Within the listing below, locate all lines containing the word "title". Copy each one.
>> Start Exercise inputs
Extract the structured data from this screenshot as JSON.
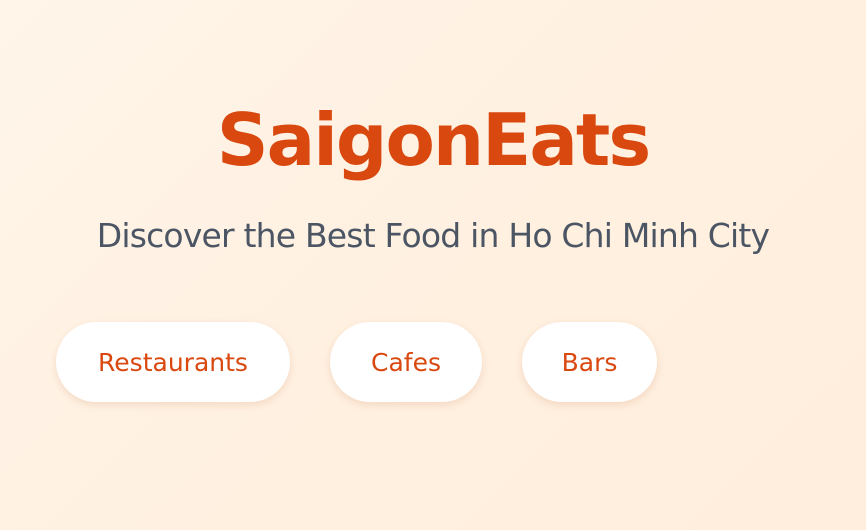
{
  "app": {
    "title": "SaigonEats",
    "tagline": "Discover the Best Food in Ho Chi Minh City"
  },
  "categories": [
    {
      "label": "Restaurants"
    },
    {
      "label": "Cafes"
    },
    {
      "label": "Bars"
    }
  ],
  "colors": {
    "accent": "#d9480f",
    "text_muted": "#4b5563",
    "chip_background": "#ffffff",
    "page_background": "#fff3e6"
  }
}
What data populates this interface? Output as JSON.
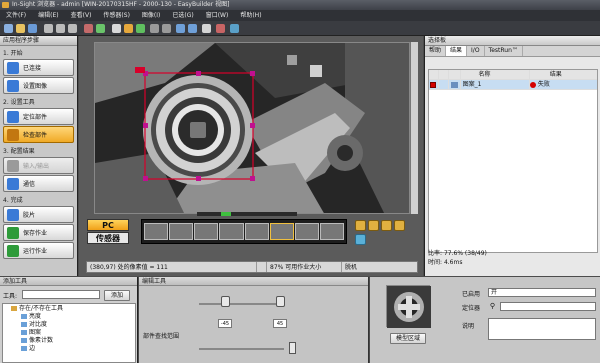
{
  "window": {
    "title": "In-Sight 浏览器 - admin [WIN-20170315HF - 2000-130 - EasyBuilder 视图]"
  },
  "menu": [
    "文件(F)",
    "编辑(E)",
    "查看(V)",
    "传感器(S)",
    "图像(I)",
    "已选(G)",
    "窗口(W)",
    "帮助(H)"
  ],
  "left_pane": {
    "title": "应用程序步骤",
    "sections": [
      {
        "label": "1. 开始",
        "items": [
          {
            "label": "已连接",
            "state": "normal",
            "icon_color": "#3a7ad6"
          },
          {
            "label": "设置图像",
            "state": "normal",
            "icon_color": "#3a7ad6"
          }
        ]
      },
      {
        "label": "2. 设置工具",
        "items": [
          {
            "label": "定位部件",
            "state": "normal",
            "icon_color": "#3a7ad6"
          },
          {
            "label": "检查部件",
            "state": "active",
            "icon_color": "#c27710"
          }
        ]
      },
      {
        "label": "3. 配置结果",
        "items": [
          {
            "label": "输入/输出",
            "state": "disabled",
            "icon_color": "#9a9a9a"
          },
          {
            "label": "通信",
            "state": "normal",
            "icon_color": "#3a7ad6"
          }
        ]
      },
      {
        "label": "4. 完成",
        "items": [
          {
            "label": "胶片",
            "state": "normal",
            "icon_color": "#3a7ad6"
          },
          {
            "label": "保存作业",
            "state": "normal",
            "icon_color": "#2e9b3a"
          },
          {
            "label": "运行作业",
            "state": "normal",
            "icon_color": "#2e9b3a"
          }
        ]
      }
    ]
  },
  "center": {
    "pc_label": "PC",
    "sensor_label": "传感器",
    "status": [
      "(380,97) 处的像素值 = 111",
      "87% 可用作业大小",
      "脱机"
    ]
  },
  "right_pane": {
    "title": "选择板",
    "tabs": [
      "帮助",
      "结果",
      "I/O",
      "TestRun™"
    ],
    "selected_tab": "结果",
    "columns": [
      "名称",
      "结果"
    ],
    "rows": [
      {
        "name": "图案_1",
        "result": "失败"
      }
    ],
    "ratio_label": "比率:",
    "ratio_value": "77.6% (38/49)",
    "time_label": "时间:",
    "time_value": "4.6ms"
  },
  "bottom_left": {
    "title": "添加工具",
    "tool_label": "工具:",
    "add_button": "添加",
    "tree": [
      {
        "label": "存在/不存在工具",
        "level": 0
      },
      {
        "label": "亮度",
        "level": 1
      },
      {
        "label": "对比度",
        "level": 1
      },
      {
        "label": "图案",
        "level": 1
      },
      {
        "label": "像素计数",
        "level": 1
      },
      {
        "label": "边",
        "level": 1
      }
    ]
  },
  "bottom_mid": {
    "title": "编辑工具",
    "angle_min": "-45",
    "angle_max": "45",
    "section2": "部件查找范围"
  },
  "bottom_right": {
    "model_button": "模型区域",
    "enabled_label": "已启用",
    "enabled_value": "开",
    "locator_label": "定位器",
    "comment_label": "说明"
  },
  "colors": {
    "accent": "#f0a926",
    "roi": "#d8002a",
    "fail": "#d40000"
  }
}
>> End Exercise inputs
>> Start Exercise inputs
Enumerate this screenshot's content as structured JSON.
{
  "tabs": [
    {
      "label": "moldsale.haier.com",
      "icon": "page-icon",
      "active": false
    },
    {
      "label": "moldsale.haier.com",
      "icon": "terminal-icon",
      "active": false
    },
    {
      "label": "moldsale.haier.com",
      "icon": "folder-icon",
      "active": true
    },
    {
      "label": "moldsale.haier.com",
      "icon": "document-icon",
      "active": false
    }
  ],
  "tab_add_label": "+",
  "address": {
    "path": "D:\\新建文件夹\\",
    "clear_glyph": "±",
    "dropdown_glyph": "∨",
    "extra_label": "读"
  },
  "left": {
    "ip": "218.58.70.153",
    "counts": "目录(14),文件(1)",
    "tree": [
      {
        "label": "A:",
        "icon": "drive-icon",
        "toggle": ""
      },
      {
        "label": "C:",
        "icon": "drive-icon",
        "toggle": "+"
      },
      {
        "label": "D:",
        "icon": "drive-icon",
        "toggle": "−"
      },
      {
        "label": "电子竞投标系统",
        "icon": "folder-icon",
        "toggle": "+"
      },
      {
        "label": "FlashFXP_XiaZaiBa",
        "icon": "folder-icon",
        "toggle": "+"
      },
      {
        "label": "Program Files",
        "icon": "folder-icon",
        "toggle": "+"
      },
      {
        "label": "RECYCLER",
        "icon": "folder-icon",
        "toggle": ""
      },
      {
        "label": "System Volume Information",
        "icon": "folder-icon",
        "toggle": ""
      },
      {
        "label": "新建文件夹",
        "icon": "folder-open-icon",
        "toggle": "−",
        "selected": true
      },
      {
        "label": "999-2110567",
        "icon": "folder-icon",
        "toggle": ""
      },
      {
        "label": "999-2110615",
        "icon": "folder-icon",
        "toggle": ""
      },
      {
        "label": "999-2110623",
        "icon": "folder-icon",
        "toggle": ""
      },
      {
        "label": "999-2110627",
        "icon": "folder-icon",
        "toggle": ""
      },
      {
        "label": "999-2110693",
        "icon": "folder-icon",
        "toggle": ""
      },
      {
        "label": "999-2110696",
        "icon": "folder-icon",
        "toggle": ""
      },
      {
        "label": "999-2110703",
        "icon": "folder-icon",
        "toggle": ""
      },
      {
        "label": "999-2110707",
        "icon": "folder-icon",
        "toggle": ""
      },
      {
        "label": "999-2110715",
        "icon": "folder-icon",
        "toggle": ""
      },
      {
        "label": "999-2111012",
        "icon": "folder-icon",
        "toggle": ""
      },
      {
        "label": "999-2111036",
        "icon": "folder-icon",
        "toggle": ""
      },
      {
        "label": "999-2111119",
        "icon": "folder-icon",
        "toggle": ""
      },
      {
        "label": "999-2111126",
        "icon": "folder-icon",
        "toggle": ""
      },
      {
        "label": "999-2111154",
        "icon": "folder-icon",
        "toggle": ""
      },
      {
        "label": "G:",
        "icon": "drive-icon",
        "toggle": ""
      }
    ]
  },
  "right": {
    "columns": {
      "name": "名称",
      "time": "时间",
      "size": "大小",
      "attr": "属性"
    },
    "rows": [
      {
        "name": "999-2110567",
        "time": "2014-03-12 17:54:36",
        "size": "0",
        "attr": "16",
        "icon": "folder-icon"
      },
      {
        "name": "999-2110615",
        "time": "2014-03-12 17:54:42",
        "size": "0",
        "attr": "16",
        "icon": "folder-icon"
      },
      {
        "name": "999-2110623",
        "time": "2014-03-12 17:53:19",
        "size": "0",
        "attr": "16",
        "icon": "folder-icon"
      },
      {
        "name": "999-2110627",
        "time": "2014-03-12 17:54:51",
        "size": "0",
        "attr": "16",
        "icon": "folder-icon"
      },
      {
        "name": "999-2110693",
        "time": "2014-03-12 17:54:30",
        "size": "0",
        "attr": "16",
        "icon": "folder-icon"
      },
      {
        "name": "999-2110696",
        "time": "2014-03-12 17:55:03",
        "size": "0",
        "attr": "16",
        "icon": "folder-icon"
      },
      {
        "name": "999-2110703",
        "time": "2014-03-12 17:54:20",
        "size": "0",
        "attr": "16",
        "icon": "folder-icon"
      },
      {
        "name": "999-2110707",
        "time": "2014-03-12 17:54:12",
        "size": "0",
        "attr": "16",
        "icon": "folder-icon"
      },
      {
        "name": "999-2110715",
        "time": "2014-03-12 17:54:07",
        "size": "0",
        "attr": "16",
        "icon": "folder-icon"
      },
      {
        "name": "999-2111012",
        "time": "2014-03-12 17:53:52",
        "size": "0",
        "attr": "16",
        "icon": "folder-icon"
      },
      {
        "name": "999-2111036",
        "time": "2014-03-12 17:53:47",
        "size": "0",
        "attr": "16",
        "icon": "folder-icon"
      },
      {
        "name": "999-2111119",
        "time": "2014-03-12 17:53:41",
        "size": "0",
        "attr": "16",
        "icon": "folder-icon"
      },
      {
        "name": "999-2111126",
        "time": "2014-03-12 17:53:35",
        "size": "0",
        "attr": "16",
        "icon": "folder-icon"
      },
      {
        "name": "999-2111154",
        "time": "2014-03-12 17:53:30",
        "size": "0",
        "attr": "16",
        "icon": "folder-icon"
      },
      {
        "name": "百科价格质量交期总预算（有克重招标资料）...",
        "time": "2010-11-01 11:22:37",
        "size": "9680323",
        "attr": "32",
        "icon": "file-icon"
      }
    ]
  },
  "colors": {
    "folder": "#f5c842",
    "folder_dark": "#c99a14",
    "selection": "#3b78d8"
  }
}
>> End Exercise inputs
Answer to this task =
    "title": "SaigonEats",
    "title": "In-Sight 浏览器 - admin [WIN-20170315HF - 2000-130 - EasyBuilder 视图]"
    "title": "应用程序步骤",
    "title": "选择板",
    "title": "添加工具",
    "title": "编辑工具",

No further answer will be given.